[A block of data]
+---+

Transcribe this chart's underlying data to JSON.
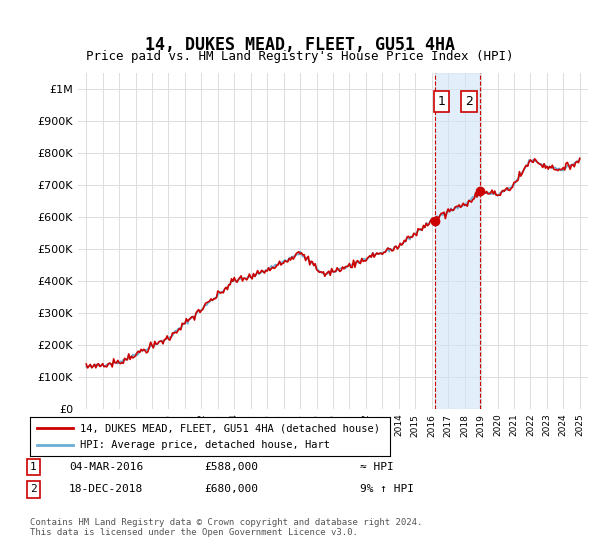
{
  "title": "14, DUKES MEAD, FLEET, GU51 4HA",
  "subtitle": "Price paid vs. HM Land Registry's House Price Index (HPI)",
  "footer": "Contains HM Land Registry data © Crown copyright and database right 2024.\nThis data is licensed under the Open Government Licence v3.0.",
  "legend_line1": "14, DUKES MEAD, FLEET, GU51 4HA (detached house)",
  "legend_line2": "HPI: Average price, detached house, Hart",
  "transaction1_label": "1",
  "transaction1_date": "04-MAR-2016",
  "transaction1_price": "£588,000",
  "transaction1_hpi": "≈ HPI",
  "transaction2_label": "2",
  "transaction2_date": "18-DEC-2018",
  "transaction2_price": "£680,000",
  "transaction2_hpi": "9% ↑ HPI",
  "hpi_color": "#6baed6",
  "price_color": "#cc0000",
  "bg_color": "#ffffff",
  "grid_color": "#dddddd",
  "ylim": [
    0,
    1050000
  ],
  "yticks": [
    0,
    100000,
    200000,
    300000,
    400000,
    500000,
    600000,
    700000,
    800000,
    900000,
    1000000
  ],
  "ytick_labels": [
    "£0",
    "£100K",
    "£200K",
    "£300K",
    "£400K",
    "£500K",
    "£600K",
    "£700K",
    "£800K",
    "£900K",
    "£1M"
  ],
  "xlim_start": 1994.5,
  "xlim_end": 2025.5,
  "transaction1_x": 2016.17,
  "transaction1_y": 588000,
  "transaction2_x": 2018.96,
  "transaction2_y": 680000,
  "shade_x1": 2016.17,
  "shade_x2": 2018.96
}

+---+

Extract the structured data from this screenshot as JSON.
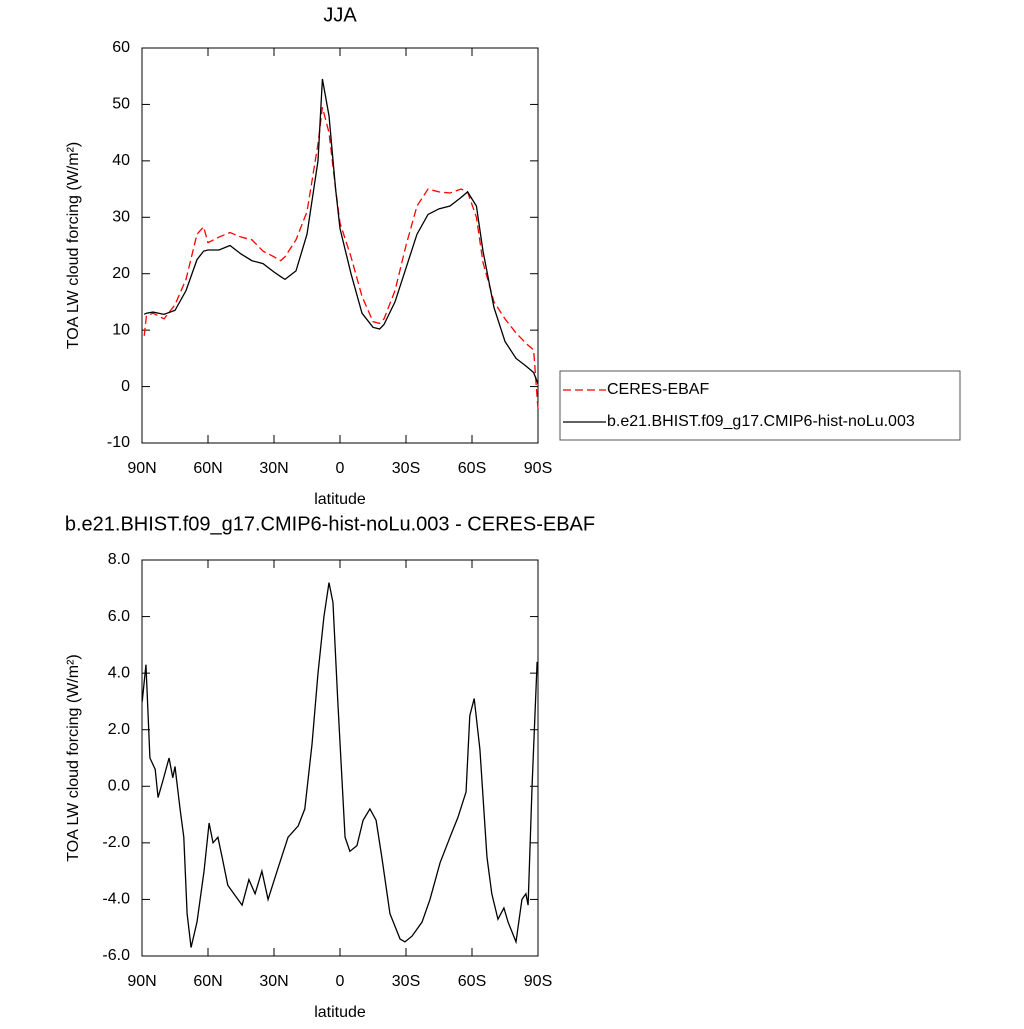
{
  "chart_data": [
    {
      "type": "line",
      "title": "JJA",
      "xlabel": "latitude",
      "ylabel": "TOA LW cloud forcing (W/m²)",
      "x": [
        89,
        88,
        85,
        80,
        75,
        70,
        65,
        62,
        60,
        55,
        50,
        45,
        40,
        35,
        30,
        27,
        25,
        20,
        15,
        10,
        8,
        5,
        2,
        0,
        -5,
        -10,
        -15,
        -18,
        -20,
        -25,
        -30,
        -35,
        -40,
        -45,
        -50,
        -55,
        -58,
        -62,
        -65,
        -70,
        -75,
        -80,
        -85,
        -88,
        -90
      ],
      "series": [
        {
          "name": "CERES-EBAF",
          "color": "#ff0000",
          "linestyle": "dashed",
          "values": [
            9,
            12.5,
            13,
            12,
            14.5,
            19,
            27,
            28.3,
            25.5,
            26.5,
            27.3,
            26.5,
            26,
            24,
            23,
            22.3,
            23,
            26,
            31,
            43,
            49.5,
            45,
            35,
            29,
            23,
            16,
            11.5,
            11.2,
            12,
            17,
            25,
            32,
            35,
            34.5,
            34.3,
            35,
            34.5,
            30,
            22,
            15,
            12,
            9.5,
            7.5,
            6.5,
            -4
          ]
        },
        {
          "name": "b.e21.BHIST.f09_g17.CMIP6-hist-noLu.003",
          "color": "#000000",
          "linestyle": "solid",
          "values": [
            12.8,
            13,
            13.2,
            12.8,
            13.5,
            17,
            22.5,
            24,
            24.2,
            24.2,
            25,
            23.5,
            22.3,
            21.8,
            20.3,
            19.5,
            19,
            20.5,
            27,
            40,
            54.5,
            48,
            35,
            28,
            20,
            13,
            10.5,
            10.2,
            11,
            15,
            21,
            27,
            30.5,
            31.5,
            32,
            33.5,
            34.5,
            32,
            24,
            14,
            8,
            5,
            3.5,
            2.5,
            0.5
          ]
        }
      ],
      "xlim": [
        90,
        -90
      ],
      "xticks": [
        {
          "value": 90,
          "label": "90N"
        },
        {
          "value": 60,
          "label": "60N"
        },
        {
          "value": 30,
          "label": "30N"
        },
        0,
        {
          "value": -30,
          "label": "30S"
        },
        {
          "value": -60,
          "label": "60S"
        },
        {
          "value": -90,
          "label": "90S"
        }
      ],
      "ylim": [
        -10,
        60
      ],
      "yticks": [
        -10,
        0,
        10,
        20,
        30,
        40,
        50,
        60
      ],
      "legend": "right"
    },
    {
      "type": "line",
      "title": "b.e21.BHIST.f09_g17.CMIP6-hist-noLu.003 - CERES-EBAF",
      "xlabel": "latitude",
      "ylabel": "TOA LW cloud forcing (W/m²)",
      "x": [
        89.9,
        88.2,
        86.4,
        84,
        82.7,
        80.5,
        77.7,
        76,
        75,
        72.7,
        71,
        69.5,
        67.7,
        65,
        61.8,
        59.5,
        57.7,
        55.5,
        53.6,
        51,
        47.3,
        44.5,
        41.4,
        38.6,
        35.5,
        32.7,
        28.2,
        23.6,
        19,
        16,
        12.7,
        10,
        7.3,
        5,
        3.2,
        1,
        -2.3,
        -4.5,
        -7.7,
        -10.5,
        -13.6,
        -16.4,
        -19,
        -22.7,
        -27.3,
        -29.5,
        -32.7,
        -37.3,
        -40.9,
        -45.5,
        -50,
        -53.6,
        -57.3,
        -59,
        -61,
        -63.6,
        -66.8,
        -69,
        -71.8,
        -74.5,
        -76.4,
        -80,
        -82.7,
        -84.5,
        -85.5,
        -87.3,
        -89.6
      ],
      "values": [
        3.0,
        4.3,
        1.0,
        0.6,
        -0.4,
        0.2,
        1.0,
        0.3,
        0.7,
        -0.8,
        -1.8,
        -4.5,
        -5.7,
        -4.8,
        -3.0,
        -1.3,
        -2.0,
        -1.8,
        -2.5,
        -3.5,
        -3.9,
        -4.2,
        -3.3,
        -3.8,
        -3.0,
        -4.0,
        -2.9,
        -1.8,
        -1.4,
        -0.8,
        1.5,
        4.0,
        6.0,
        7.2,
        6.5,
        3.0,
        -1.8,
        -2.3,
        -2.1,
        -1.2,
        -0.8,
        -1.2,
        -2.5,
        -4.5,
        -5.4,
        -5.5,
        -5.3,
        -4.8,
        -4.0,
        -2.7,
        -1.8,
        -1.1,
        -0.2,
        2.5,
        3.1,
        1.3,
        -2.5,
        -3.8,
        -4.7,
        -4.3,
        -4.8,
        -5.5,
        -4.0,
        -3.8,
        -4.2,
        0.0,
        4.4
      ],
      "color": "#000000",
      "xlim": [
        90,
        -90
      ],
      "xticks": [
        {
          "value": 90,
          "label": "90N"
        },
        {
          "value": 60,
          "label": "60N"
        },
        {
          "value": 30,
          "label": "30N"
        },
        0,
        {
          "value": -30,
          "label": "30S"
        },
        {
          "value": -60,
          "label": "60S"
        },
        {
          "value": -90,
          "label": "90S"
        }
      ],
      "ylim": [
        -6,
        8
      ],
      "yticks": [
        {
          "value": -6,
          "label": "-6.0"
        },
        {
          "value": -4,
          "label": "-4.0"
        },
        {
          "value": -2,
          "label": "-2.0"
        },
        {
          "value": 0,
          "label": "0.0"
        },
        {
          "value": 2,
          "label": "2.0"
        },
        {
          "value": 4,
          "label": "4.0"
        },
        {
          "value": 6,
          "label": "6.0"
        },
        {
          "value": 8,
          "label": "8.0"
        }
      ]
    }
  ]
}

+---+

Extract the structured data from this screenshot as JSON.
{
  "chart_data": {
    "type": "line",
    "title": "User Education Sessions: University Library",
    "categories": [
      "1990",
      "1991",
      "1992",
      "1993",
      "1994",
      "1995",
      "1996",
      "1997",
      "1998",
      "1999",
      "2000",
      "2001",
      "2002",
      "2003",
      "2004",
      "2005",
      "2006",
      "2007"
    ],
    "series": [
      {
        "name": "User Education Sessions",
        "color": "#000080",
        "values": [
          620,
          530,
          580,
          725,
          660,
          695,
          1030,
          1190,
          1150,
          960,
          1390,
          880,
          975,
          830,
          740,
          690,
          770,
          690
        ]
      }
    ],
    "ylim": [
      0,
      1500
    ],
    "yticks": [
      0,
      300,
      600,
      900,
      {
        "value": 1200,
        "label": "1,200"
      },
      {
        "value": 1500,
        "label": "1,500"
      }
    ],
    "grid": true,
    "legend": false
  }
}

+---+

Directions - Report only the count of lines that include the string "CERES".

Full solution - 2